● PAGE TEXT:
How is that possible?

“I see a lot of guys that are getting interviews, but the problem with the Rooney Rule is this,” Arizona State coach Herm Edwards began on The Zach Gelb Show. “I think the intentions were good in the beginning, and I think they still serve a purpose. But some teams feel compelled to [interview] a coach because you have to abide by the Rooney Rule, which is fine . . . but [then you] hire somebody else. So all of a sudden, you start getting two or three interviews and you don’t get hired as a minority coach, guess what? The other teams are saying, ‘Well, if he’s so good, why didn’t they hire him?’ After a while, a couple of years go by and you’ve been interviewed 10 times in three years and haven’t gotten a job, that could be a detriment. So you got to be careful with that.”

Seventy percent of NFL players are black, but only three of the league’s 32 coaches (9.4 percent) are black. There are only four minority head coaches in the league, period.

“This is what’s hurt this situation some,” Edwards said. “If you don’t touch the quarterback as a coach – in other words, if you’re not an offensive coordinator or if you’re not a quarterbacks coach – it’s very difficult to get a head job anymore because you don’t touch that guy. If you look at the guys that have been interviewed, Bieniemy is an offensive guy, but not that many minority guys are touching quarterbacks.”

● Stored items:
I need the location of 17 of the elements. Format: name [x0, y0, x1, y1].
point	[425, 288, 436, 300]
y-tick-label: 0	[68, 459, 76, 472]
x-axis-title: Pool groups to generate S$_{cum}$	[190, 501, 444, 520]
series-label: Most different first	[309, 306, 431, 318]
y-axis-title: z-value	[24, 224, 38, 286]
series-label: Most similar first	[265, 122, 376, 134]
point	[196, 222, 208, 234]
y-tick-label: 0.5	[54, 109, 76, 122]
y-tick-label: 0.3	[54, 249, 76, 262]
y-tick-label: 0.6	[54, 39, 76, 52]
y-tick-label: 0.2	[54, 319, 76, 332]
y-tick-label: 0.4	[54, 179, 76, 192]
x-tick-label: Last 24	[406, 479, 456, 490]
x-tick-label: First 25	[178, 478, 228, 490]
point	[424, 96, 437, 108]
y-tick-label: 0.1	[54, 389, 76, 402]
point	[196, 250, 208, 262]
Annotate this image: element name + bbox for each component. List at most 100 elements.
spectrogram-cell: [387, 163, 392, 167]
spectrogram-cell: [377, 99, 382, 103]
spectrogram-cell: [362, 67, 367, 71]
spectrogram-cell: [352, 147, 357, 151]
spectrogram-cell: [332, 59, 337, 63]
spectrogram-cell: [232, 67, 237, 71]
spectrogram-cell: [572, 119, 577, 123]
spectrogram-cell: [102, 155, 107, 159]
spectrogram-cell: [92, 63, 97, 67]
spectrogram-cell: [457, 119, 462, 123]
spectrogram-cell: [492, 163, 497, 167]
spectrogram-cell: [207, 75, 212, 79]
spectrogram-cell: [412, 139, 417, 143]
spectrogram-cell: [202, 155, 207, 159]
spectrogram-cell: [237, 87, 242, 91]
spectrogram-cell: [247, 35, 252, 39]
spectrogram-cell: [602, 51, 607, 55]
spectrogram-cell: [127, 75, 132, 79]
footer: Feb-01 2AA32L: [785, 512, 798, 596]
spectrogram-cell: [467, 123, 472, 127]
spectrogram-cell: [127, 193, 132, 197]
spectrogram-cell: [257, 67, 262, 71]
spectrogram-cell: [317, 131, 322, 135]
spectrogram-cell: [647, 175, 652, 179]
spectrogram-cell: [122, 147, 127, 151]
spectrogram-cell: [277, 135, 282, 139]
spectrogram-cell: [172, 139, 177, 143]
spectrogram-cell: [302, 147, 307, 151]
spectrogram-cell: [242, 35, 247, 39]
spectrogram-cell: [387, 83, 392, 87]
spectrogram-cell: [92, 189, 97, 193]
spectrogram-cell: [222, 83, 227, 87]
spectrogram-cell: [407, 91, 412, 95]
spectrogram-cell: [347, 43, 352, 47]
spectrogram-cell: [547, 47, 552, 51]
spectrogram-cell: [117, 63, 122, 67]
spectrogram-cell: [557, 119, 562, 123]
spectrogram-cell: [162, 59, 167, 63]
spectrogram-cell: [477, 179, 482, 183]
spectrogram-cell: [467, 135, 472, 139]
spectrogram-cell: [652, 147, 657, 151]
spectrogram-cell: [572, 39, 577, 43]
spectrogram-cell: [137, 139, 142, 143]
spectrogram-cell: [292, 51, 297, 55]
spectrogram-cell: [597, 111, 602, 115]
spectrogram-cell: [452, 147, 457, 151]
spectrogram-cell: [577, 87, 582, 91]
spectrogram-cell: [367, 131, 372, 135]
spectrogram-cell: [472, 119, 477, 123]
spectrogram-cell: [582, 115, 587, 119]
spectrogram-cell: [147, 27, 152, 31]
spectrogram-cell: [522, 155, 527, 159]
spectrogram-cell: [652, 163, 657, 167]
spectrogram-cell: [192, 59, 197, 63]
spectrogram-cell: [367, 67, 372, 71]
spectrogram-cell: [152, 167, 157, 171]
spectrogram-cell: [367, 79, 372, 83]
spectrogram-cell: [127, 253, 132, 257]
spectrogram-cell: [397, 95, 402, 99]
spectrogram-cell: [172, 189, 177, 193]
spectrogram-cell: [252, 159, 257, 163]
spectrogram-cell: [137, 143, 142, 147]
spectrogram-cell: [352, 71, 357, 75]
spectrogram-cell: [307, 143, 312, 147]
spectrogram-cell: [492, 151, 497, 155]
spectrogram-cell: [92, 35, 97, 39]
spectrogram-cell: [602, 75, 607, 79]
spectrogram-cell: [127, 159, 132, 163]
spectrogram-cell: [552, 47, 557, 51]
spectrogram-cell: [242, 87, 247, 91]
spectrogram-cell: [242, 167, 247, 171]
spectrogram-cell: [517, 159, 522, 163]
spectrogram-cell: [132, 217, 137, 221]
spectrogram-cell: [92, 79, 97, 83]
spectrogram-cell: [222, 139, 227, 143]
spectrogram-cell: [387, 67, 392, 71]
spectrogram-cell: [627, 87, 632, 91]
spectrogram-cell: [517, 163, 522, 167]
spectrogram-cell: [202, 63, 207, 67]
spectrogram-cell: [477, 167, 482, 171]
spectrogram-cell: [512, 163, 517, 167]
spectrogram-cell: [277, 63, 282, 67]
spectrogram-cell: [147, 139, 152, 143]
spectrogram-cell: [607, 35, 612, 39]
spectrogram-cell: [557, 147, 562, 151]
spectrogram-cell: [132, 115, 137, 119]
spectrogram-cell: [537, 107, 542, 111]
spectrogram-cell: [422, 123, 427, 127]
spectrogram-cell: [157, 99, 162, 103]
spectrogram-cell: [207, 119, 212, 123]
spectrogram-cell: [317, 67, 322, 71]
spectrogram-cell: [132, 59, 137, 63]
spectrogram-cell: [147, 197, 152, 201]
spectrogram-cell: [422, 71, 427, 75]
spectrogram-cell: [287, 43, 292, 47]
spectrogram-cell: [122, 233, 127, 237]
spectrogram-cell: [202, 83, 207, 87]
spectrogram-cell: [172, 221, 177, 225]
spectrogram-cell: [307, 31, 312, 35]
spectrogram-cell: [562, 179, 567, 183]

● WHAT TO WORK ON:
- a) According to the passage about the Rooney Rule, how many of the league's 32 coaches are black?
- b) Rewrite the part of the passage about the Rooney Rule that opens with the words containing "Seventy percent of" and closes with "the league, period.", putting "professional football players" in place of "NFL players".
- c) Carry on the passage about the Rooney Rule from its last sentence.

● PER-TASK ANSWERS:
- a) Three, or 9.4 percent.

- b)
Seventy percent of professional football players are black, but only three of the league’s 32 coaches (9.4 percent) are black. There are only four minority head coaches in the league, period.

- c)
Indeed, from Tony Dungy to Mike Tomlin, many minority head coaches have been defensive coaches. 

“Think about all the minority coaches that have coached in the league,” Edwards said. “I’m going to say maybe five of them have been offensive guys. The rest of them have been defensive guys. You can go back 20 years. I came into the league in 1977 when there was only nine minority coaches in the whole league – and there were 28 teams. So we’ve come a ways, but we’re not coming fast enough, and a lot of it has to do with who touches the quarterback. If you look at the hirings of guys, most of these guys are offensive guys – even in college football. . . . We talk about the NFL; how about college football? It’s worse in college football when you think about head jobs. 

“So we’ve got a little bit of an issue,” Edwards continued, “and I think some of it has to do with the positions that coaches coach and the closer you are to the quarterback, the closer you are to getting an interview."